### TASK GOAL
Extract the text of every entry below exactly; leave images out.

[Stored data]

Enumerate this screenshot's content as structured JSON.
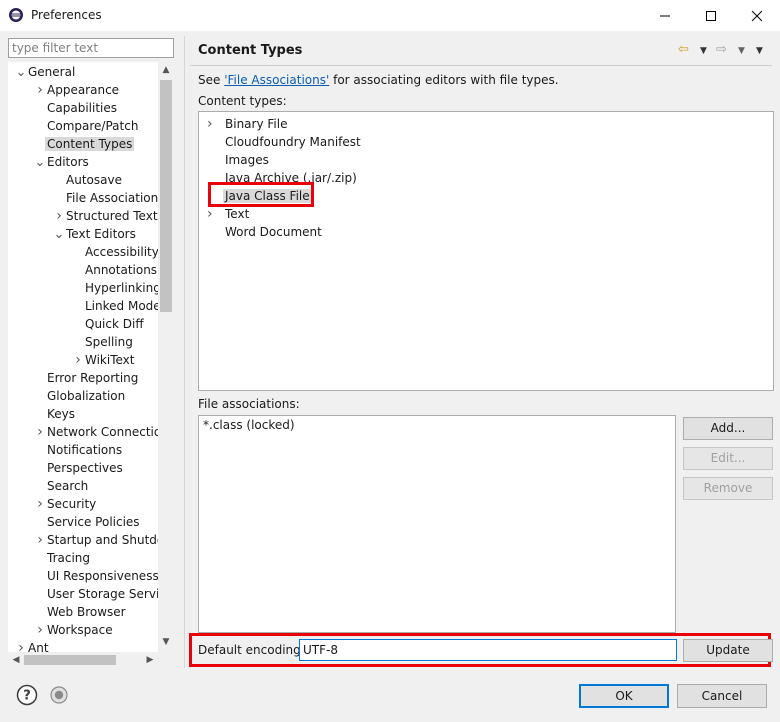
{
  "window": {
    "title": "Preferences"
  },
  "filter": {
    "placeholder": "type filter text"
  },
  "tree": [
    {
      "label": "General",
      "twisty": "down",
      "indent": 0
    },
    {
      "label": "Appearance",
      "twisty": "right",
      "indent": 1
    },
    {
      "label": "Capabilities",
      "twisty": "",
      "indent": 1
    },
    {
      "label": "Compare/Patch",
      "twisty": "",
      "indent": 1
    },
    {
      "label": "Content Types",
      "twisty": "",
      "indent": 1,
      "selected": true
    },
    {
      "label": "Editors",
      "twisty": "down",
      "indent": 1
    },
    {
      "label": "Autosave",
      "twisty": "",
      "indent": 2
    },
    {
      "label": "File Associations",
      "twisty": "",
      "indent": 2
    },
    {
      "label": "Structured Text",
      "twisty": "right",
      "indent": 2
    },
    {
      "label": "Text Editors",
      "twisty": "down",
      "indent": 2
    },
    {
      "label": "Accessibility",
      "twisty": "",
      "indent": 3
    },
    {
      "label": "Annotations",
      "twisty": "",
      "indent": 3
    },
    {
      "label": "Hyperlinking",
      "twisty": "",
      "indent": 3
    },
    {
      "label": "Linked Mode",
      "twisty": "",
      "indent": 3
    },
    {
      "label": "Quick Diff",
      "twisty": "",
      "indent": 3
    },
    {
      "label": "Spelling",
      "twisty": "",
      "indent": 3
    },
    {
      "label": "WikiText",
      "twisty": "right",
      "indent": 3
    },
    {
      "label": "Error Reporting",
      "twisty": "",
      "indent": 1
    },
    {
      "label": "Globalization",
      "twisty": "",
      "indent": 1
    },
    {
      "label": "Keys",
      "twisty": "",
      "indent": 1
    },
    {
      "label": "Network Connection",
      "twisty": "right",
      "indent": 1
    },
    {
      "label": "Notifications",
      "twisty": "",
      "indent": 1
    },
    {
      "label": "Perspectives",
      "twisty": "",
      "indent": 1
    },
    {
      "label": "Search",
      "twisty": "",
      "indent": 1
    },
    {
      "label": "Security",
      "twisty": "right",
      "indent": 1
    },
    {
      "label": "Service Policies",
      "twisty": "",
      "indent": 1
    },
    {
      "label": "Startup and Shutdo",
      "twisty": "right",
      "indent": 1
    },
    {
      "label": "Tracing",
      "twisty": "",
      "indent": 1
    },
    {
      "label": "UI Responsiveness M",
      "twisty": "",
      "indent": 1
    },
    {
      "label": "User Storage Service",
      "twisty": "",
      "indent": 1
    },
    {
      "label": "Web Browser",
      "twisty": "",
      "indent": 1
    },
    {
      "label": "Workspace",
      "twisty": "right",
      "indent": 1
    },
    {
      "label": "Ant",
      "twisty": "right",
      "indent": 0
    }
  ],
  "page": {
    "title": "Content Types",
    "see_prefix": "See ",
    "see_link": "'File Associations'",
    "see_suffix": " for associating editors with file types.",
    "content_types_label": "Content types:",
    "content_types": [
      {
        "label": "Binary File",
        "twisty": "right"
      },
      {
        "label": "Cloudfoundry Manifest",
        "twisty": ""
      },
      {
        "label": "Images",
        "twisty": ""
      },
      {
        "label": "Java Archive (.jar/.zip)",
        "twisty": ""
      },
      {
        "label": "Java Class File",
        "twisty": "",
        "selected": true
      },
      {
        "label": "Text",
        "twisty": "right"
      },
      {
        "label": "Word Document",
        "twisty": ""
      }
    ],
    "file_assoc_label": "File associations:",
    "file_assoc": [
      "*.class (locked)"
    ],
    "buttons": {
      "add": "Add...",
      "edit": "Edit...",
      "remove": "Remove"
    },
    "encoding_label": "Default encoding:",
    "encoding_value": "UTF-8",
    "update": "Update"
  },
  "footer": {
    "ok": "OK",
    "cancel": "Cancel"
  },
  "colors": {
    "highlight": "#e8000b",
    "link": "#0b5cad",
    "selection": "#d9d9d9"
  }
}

### FULL RESPONSE
Enumerate this screenshot's content as structured JSON.
{
  "window": {
    "title": "Preferences"
  },
  "filter": {
    "placeholder": "type filter text"
  },
  "tree": [
    {
      "label": "General",
      "twisty": "down",
      "indent": 0
    },
    {
      "label": "Appearance",
      "twisty": "right",
      "indent": 1
    },
    {
      "label": "Capabilities",
      "twisty": "",
      "indent": 1
    },
    {
      "label": "Compare/Patch",
      "twisty": "",
      "indent": 1
    },
    {
      "label": "Content Types",
      "twisty": "",
      "indent": 1,
      "selected": true
    },
    {
      "label": "Editors",
      "twisty": "down",
      "indent": 1
    },
    {
      "label": "Autosave",
      "twisty": "",
      "indent": 2
    },
    {
      "label": "File Associations",
      "twisty": "",
      "indent": 2
    },
    {
      "label": "Structured Text",
      "twisty": "right",
      "indent": 2
    },
    {
      "label": "Text Editors",
      "twisty": "down",
      "indent": 2
    },
    {
      "label": "Accessibility",
      "twisty": "",
      "indent": 3
    },
    {
      "label": "Annotations",
      "twisty": "",
      "indent": 3
    },
    {
      "label": "Hyperlinking",
      "twisty": "",
      "indent": 3
    },
    {
      "label": "Linked Mode",
      "twisty": "",
      "indent": 3
    },
    {
      "label": "Quick Diff",
      "twisty": "",
      "indent": 3
    },
    {
      "label": "Spelling",
      "twisty": "",
      "indent": 3
    },
    {
      "label": "WikiText",
      "twisty": "right",
      "indent": 3
    },
    {
      "label": "Error Reporting",
      "twisty": "",
      "indent": 1
    },
    {
      "label": "Globalization",
      "twisty": "",
      "indent": 1
    },
    {
      "label": "Keys",
      "twisty": "",
      "indent": 1
    },
    {
      "label": "Network Connection",
      "twisty": "right",
      "indent": 1
    },
    {
      "label": "Notifications",
      "twisty": "",
      "indent": 1
    },
    {
      "label": "Perspectives",
      "twisty": "",
      "indent": 1
    },
    {
      "label": "Search",
      "twisty": "",
      "indent": 1
    },
    {
      "label": "Security",
      "twisty": "right",
      "indent": 1
    },
    {
      "label": "Service Policies",
      "twisty": "",
      "indent": 1
    },
    {
      "label": "Startup and Shutdo",
      "twisty": "right",
      "indent": 1
    },
    {
      "label": "Tracing",
      "twisty": "",
      "indent": 1
    },
    {
      "label": "UI Responsiveness M",
      "twisty": "",
      "indent": 1
    },
    {
      "label": "User Storage Service",
      "twisty": "",
      "indent": 1
    },
    {
      "label": "Web Browser",
      "twisty": "",
      "indent": 1
    },
    {
      "label": "Workspace",
      "twisty": "right",
      "indent": 1
    },
    {
      "label": "Ant",
      "twisty": "right",
      "indent": 0
    }
  ],
  "page": {
    "title": "Content Types",
    "see_prefix": "See ",
    "see_link": "'File Associations'",
    "see_suffix": " for associating editors with file types.",
    "content_types_label": "Content types:",
    "content_types": [
      {
        "label": "Binary File",
        "twisty": "right"
      },
      {
        "label": "Cloudfoundry Manifest",
        "twisty": ""
      },
      {
        "label": "Images",
        "twisty": ""
      },
      {
        "label": "Java Archive (.jar/.zip)",
        "twisty": ""
      },
      {
        "label": "Java Class File",
        "twisty": "",
        "selected": true
      },
      {
        "label": "Text",
        "twisty": "right"
      },
      {
        "label": "Word Document",
        "twisty": ""
      }
    ],
    "file_assoc_label": "File associations:",
    "file_assoc": [
      "*.class (locked)"
    ],
    "buttons": {
      "add": "Add...",
      "edit": "Edit...",
      "remove": "Remove"
    },
    "encoding_label": "Default encoding:",
    "encoding_value": "UTF-8",
    "update": "Update"
  },
  "footer": {
    "ok": "OK",
    "cancel": "Cancel"
  },
  "colors": {
    "highlight": "#e8000b",
    "link": "#0b5cad",
    "selection": "#d9d9d9"
  }
}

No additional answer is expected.